◆ **STATED TASK**
Indicate only the number of lines in the listing below in which the word "boshqarish" appears.

◆ **DATASET ROWS**

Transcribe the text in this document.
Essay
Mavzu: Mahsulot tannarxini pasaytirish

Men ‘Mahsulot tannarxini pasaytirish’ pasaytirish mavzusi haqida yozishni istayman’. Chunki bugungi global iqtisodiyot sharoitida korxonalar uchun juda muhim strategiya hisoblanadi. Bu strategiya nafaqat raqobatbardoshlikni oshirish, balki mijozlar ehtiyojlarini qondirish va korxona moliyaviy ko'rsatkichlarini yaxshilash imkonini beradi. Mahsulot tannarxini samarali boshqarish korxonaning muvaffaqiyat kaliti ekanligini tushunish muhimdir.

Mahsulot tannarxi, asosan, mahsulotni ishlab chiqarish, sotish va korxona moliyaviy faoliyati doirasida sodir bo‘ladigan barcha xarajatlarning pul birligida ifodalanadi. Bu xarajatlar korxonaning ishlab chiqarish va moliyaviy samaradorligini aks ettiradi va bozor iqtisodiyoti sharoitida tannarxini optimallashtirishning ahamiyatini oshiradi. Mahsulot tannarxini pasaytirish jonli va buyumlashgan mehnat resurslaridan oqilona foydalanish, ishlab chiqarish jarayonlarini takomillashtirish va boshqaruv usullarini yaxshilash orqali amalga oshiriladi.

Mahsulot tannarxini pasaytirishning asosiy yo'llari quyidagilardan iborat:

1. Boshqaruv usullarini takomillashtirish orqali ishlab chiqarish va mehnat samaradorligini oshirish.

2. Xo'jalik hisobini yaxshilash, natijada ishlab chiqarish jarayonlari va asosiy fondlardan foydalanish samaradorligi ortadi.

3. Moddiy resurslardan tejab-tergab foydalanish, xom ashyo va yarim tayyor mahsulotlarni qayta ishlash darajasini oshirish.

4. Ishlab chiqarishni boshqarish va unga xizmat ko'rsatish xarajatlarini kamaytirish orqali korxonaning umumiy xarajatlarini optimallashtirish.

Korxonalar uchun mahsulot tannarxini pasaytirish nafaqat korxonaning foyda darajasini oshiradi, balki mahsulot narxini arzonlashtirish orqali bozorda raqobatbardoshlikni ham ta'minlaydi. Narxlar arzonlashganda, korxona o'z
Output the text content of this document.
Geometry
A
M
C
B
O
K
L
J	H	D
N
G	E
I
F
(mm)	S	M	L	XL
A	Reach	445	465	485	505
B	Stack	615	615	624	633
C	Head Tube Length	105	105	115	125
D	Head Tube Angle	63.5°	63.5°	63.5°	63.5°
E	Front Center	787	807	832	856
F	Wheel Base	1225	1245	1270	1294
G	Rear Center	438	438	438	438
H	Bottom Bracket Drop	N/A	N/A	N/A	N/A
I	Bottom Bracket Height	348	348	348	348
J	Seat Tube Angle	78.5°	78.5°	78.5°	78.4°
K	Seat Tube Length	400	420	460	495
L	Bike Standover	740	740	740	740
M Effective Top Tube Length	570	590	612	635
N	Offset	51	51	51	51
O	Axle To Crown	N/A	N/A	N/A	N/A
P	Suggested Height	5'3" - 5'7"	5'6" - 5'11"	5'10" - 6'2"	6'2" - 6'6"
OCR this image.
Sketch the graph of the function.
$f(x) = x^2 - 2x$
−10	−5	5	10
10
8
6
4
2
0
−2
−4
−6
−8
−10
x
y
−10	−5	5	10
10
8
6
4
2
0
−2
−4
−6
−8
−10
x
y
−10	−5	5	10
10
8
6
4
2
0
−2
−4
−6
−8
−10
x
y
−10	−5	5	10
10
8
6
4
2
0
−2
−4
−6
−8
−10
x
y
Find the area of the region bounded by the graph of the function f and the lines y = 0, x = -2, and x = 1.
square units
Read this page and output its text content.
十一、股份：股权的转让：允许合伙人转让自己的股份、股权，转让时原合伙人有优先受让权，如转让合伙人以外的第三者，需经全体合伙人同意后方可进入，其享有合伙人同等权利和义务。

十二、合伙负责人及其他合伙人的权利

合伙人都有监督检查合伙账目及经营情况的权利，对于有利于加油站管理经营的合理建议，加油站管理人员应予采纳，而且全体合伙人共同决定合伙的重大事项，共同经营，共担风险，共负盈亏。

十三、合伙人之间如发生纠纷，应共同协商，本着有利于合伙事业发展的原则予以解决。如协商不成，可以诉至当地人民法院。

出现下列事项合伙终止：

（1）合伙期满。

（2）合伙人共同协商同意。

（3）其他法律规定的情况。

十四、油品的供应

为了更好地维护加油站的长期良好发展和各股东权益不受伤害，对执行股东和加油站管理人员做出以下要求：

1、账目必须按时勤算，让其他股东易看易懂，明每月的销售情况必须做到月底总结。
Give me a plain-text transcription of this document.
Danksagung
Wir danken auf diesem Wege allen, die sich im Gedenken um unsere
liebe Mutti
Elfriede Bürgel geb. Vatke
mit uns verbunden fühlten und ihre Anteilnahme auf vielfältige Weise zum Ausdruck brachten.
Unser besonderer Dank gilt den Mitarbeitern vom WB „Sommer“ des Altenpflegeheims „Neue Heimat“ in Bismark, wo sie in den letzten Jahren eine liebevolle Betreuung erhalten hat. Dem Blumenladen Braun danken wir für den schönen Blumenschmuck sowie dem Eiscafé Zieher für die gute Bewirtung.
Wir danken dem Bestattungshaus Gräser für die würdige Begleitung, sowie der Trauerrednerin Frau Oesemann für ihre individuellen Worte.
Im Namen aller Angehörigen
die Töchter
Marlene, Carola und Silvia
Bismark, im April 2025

◆ **RIGHT ANSWER**
2